-- start --

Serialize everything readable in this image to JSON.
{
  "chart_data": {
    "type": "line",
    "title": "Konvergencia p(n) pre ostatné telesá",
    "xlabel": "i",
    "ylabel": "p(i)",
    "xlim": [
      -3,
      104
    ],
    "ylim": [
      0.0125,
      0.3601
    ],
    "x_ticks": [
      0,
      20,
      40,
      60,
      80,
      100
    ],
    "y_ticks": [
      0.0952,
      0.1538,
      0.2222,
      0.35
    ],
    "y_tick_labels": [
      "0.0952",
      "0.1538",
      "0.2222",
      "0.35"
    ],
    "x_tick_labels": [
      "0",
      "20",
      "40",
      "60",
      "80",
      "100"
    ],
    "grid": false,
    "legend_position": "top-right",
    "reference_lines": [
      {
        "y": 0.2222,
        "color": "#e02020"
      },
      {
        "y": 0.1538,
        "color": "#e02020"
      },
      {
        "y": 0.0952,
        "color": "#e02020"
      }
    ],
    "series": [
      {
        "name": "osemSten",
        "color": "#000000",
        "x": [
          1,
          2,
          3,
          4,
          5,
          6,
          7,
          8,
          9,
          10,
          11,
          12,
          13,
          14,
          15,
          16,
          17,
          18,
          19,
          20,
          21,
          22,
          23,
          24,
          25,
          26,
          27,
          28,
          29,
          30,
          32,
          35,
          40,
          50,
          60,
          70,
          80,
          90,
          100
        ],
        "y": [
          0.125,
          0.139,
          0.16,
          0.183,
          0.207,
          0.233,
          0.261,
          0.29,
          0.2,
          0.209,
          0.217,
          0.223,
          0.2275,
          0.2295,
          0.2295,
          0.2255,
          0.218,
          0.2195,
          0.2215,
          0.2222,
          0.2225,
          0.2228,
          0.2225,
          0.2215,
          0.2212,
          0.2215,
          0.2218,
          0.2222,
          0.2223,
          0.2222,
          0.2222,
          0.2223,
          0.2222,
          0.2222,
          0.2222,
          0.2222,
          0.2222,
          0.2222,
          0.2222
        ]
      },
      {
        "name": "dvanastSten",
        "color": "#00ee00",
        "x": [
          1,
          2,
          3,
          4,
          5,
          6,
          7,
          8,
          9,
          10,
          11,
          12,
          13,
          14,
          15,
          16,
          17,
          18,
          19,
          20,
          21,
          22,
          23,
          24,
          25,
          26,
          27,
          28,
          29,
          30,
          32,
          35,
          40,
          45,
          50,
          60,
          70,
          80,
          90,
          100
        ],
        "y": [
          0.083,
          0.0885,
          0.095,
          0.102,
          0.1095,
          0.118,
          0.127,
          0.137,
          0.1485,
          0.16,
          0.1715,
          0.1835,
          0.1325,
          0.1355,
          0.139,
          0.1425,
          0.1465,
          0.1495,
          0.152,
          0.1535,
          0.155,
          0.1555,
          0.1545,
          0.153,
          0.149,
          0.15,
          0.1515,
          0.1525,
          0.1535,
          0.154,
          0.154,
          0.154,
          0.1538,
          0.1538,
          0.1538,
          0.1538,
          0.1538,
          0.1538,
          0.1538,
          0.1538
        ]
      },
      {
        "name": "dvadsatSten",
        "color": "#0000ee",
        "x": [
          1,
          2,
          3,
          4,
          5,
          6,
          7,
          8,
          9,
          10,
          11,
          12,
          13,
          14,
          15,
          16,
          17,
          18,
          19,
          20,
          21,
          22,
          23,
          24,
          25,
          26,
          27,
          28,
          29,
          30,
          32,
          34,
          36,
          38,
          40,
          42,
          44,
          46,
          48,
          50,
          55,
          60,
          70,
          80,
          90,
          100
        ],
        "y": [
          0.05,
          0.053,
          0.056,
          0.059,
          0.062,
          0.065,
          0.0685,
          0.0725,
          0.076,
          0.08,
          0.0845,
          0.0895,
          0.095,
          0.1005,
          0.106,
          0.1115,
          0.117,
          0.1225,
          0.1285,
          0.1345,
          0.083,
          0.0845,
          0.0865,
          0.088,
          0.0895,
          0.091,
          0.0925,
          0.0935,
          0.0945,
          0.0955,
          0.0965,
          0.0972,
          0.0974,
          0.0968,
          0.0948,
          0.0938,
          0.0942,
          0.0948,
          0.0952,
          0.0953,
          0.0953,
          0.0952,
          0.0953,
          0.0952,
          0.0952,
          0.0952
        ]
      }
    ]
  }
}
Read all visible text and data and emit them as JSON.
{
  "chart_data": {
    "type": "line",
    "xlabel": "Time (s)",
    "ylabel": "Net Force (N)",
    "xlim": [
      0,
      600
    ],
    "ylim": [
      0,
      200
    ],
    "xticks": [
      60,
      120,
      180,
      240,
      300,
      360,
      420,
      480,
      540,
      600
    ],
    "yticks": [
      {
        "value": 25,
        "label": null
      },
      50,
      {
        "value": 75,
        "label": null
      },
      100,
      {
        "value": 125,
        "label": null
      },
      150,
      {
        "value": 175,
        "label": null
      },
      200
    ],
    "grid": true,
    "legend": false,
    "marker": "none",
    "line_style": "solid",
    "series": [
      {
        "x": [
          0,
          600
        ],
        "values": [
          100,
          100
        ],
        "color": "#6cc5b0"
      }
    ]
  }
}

-- end --

▶ Directive
Print exactly the lines from the one with "Read all visible" through the end of the data, inclusive.

▶ Complete output
Read all visible text and data and emit them as JSON.
{
  "chart_data": {
    "type": "line",
    "xlabel": "Time (s)",
    "ylabel": "Net Force (N)",
    "xlim": [
      0,
      600
    ],
    "ylim": [
      0,
      200
    ],
    "xticks": [
      60,
      120,
      180,
      240,
      300,
      360,
      420,
      480,
      540,
      600
    ],
    "yticks": [
      {
        "value": 25,
        "label": null
      },
      50,
      {
        "value": 75,
        "label": null
      },
      100,
      {
        "value": 125,
        "label": null
      },
      150,
      {
        "value": 175,
        "label": null
      },
      200
    ],
    "grid": true,
    "legend": false,
    "marker": "none",
    "line_style": "solid",
    "series": [
      {
        "x": [
          0,
          600
        ],
        "values": [
          100,
          100
        ],
        "color": "#6cc5b0"
      }
    ]
  }
}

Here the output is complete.